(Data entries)
┌──
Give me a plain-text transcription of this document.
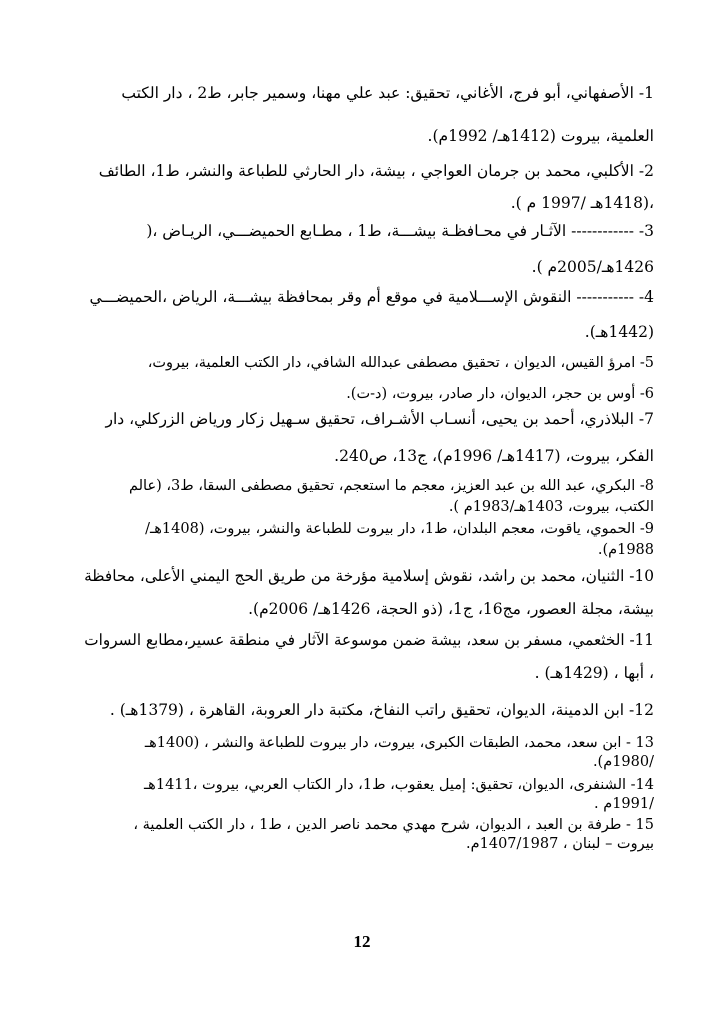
1- الأصفهاني، أبو فرج، الأغاني، تحقيق: عبد علي مهنا، وسمير جابر، ط2 ، دار الكتب
العلمية، بيروت (1412هـ/ 1992م).
2- الأكلبي، محمد بن جرمان العواجي ، بيشة، دار الحارثي للطباعة والنشر، ط1، الطائف
،(1418هـ /1997 م ).
3- ------------ الآثـار في محـافظـة بيشـــة، ط1 ، مطـابع الحميضـــي، الريـاض ،(
1426هـ/2005م ).
4- ----------- النقوش الإســـلامية في موقع أم وقر بمحافظة بيشـــة، الرياض ،الحميضـــي
(1442هـ).
5- امرؤ القيس، الديوان ، تحقيق مصطفى عبدالله الشافي، دار الكتب العلمية، بيروت،
6- أوس بن حجر، الديوان، دار صادر، بيروت، (د-ت).
7- البلاذري، أحمد بن يحيى، أنسـاب الأشـراف، تحقيق سـهيل زكار ورياض الزركلي، دار
الفكر، بيروت، (1417هـ/ 1996م)، ج13، ص240.
8- البكري، عبد الله بن عبد العزيز، معجم ما استعجم، تحقيق مصطفى السقا، ط3، (عالم
الكتب، بيروت، 1403هـ/1983م ).
9- الحموي، ياقوت، معجم البلدان، ط1، دار بيروت للطباعة والنشر، بيروت، (1408هـ/
1988م).
10- الثنيان، محمد بن راشد، نقوش إسلامية مؤرخة من طريق الحج اليمني الأعلى، محافظة
بيشة، مجلة العصور، مج16، ج1، (ذو الحجة، 1426هـ/ 2006م).
11- الخثعمي، مسفر بن سعد، بيشة ضمن موسوعة الآثار في منطقة عسير،مطابع السروات
، أبها ، (1429هـ) .
12- ابن الدمينة، الديوان، تحقيق راتب النفاخ، مكتبة دار العروبة، القاهرة ، (1379هـ) .
13 - ابن سعد، محمد، الطبقات الكبرى، بيروت، دار بيروت للطباعة والنشر ، (1400هـ
/1980م).
14- الشنفرى، الديوان، تحقيق: إميل يعقوب، ط1، دار الكتاب العربي، بيروت ،1411هـ
/1991م .
15 - طرفة بن العبد ، الديوان، شرح مهدي محمد ناصر الدين ، ط1 ، دار الكتب العلمية ،
بيروت – لبنان ، 1407/1987م.
12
└──
Stated problem
Reply with nothing but a number: how many lines of the entries above contain the string "بيشة"?

Answer for this exercise
3